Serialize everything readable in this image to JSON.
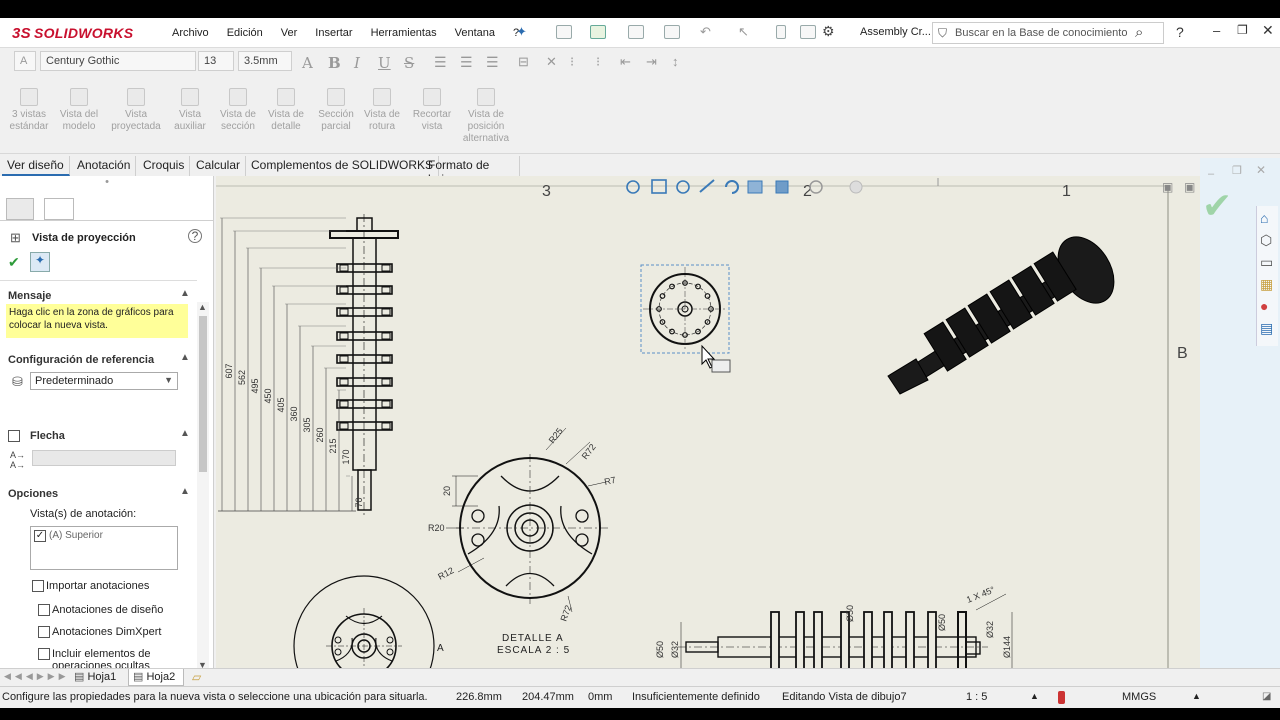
{
  "app": {
    "brand_ds": "3S",
    "brand": "SOLIDWORKS"
  },
  "menu": [
    "Archivo",
    "Edición",
    "Ver",
    "Insertar",
    "Herramientas",
    "Ventana",
    "?"
  ],
  "doc_title": "Assembly Cr...",
  "search": {
    "placeholder": "Buscar en la Base de conocimiento"
  },
  "format_bar": {
    "font": "Century Gothic",
    "size": "13",
    "height": "3.5mm",
    "glyphs": [
      "A",
      "B",
      "I",
      "U",
      "S"
    ]
  },
  "commands": [
    {
      "label": "3 vistas estándar"
    },
    {
      "label": "Vista del modelo"
    },
    {
      "label": "Vista proyectada"
    },
    {
      "label": "Vista auxiliar"
    },
    {
      "label": "Vista de sección"
    },
    {
      "label": "Vista de detalle"
    },
    {
      "label": "Sección parcial"
    },
    {
      "label": "Vista de rotura"
    },
    {
      "label": "Recortar vista"
    },
    {
      "label": "Vista de posición alternativa"
    }
  ],
  "tabs": [
    "Ver diseño",
    "Anotación",
    "Croquis",
    "Calcular",
    "Complementos de SOLIDWORKS",
    "Formato de hoja"
  ],
  "panel": {
    "title": "Vista de proyección",
    "message_header": "Mensaje",
    "message": "Haga clic en la zona de gráficos para colocar la nueva vista.",
    "ref_config_header": "Configuración de referencia",
    "ref_config_value": "Predeterminado",
    "arrow_header": "Flecha",
    "options_header": "Opciones",
    "annot_views_label": "Vista(s) de anotación:",
    "annot_view_item": "(A) Superior",
    "import_annotations": "Importar anotaciones",
    "design_annotations": "Anotaciones de diseño",
    "dimxpert_annotations": "Anotaciones DimXpert",
    "hidden_elements": "Incluir elementos de operaciones ocultas"
  },
  "drawing": {
    "zone_numbers": [
      "3",
      "2",
      "1"
    ],
    "zone_letters": [
      "B",
      "A"
    ],
    "dims_left": [
      "607",
      "562",
      "495",
      "450",
      "405",
      "360",
      "305",
      "260",
      "215",
      "170",
      "70"
    ],
    "radii": [
      "R25",
      "R72",
      "R7",
      "R20",
      "R12",
      "R72"
    ],
    "dim_20": "20",
    "detail_label": "DETALLE A",
    "detail_scale": "ESCALA 2 : 5",
    "view_letter": "A",
    "bottom_dims": [
      "Ø50",
      "Ø32",
      "Ø50",
      "Ø50",
      "Ø32",
      "Ø144"
    ],
    "chamfer": "1 X 45°"
  },
  "sheets": [
    "Hoja1",
    "Hoja2"
  ],
  "status": {
    "message": "Configure las propiedades para la nueva vista o seleccione una ubicación para situarla.",
    "x": "226.8mm",
    "y": "204.47mm",
    "z": "0mm",
    "state": "Insuficientemente definido",
    "editing": "Editando Vista de dibujo7",
    "scale": "1 : 5",
    "units": "MMGS"
  },
  "colors": {
    "accent": "#2b6cb0",
    "brand": "#c8102e",
    "message_bg": "#ffff99",
    "sheet": "#ecebe1"
  }
}
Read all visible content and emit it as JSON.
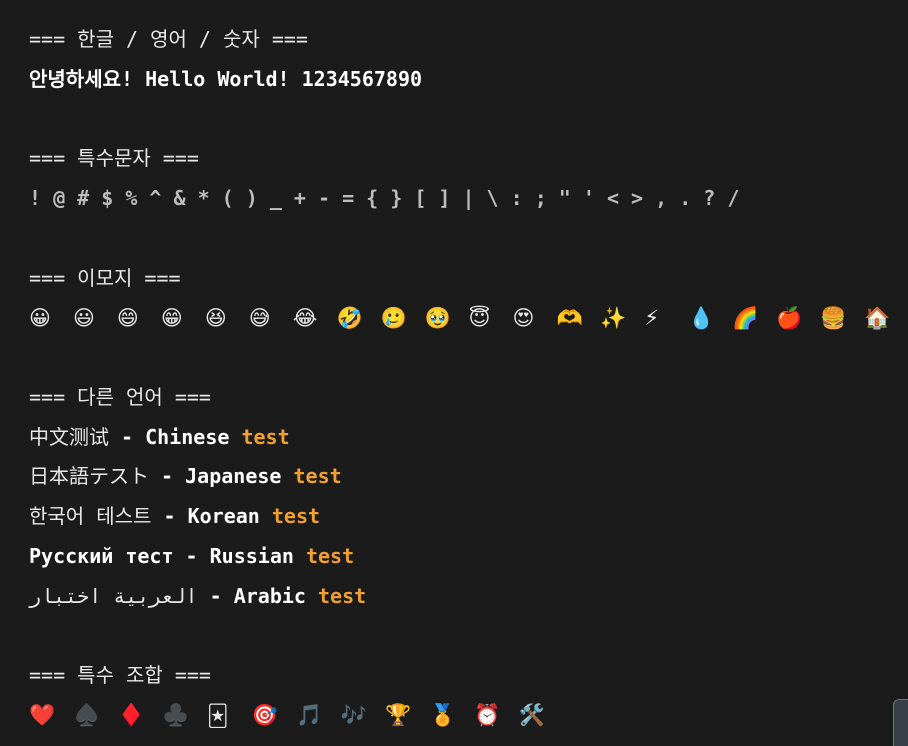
{
  "colors": {
    "background": "#1b1b1b",
    "text": "#e8e8e8",
    "accent": "#f0a030"
  },
  "sections": {
    "mixed": {
      "header": "=== 한글 / 영어 / 숫자 ===",
      "line": "안녕하세요! Hello World! 1234567890"
    },
    "special": {
      "header": "=== 특수문자 ===",
      "line": "! @ # $ % ^ & * ( ) _ + - = { } [ ] | \\ : ; \" ' < > , . ? /"
    },
    "emoji": {
      "header": "=== 이모지 ===",
      "items": [
        "😀",
        "😃",
        "😄",
        "😁",
        "😆",
        "😅",
        "😂",
        "🤣",
        "🥲",
        "🥹",
        "😇",
        "😍",
        "🫶",
        "✨",
        "⚡",
        "💧",
        "🌈",
        "🍎",
        "🍔",
        "🏠"
      ]
    },
    "languages": {
      "header": "=== 다른 언어 ===",
      "rows": [
        {
          "native": "中文测试",
          "sep": " - ",
          "name": "Chinese",
          "word": "test"
        },
        {
          "native": "日本語テスト",
          "sep": " - ",
          "name": "Japanese",
          "word": "test"
        },
        {
          "native": "한국어 테스트",
          "sep": " - ",
          "name": "Korean",
          "word": "test"
        },
        {
          "native": "Русский тест",
          "sep": " - ",
          "name": "Russian",
          "word": "test"
        },
        {
          "native": "العربية اختبار",
          "sep": " - ",
          "name": "Arabic",
          "word": "test"
        }
      ]
    },
    "combo": {
      "header": "=== 특수 조합 ===",
      "items": [
        "❤️",
        "♠️",
        "♦️",
        "♣️",
        "🃏",
        "🎯",
        "🎵",
        "🎶",
        "🏆",
        "🏅",
        "⏰",
        "🛠️"
      ]
    }
  }
}
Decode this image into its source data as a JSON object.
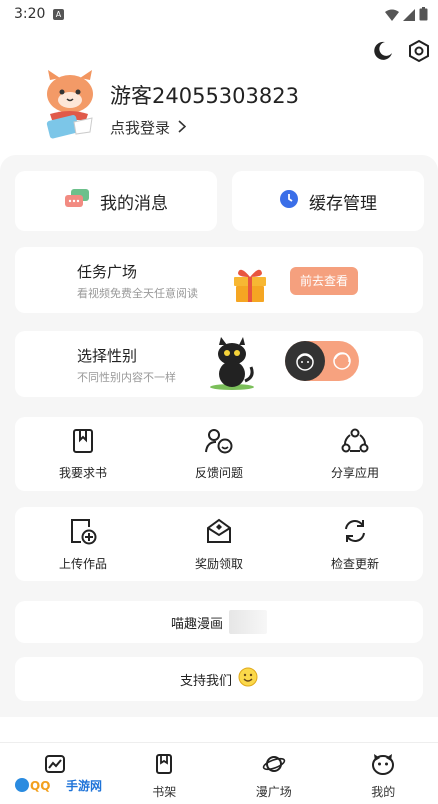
{
  "status_bar": {
    "time": "3:20",
    "notification_letter": "A"
  },
  "profile": {
    "username": "游客24055303823",
    "login_prompt": "点我登录"
  },
  "quick_actions": {
    "messages_label": "我的消息",
    "cache_label": "缓存管理"
  },
  "task_card": {
    "title": "任务广场",
    "subtitle": "看视频免费全天任意阅读",
    "button_label": "前去查看"
  },
  "gender_card": {
    "title": "选择性别",
    "subtitle": "不同性别内容不一样",
    "selected": "male"
  },
  "grid_row_1": [
    {
      "label": "我要求书",
      "icon": "book-request-icon"
    },
    {
      "label": "反馈问题",
      "icon": "feedback-icon"
    },
    {
      "label": "分享应用",
      "icon": "share-icon"
    }
  ],
  "grid_row_2": [
    {
      "label": "上传作品",
      "icon": "upload-icon"
    },
    {
      "label": "奖励领取",
      "icon": "reward-mail-icon"
    },
    {
      "label": "检查更新",
      "icon": "refresh-icon"
    }
  ],
  "app_info": {
    "label": "喵趣漫画"
  },
  "support": {
    "label": "支持我们"
  },
  "tabs": [
    {
      "label": "",
      "icon": "comic-home-icon"
    },
    {
      "label": "书架",
      "icon": "bookshelf-icon"
    },
    {
      "label": "漫广场",
      "icon": "planet-icon"
    },
    {
      "label": "我的",
      "icon": "cat-face-icon"
    }
  ],
  "watermark": {
    "text": "手游网"
  },
  "colors": {
    "accent": "#f5a07e",
    "panel_bg": "#f6f6f6",
    "dark": "#333333"
  }
}
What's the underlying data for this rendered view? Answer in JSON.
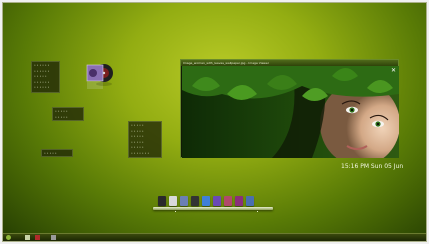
{
  "left_menus": {
    "menu1": {
      "items": [
        "• • • • • •",
        "• • • • • •",
        "• • • • •",
        "• • • • • •",
        "• • • • • •"
      ]
    },
    "menu2": {
      "items": [
        "• • • • •",
        "• • • • •"
      ]
    },
    "menu3": {
      "items": [
        "• • • • •",
        "• • • • •",
        "• • • • •",
        "• • • • •",
        "• • • • •",
        "• • • • • • •"
      ]
    },
    "menu4": {
      "items": [
        "• • • • •"
      ]
    }
  },
  "image_viewer": {
    "title": "Image_woman_with_leaves_wallpaper.jpg - Image Viewer",
    "close_label": "✕"
  },
  "clock": {
    "text": "15:16 PM Sun 05 Jun"
  },
  "dock": {
    "icons": [
      {
        "name": "terminal-icon",
        "color": "#2a2a2a"
      },
      {
        "name": "files-icon",
        "color": "#d9d9d9"
      },
      {
        "name": "image-viewer-icon",
        "color": "#6b7fb5"
      },
      {
        "name": "music-icon",
        "color": "#333333"
      },
      {
        "name": "globe-icon",
        "color": "#3f7fd6"
      },
      {
        "name": "chat-icon",
        "color": "#6a4ab5"
      },
      {
        "name": "media-player-icon",
        "color": "#b04a6a"
      },
      {
        "name": "photos-icon",
        "color": "#8a2f7a"
      },
      {
        "name": "settings-icon",
        "color": "#4a6fb0"
      }
    ]
  },
  "taskbar": {
    "icons": [
      "menu-icon",
      "desktop-icon",
      "window-icon",
      "app-icon"
    ]
  }
}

**********

Each line with the string "SOLIDWORKS" in it needs to be found and copied.

    "brand": "SOLIDWORKS"
    "Complementos de SOLIDWORKS",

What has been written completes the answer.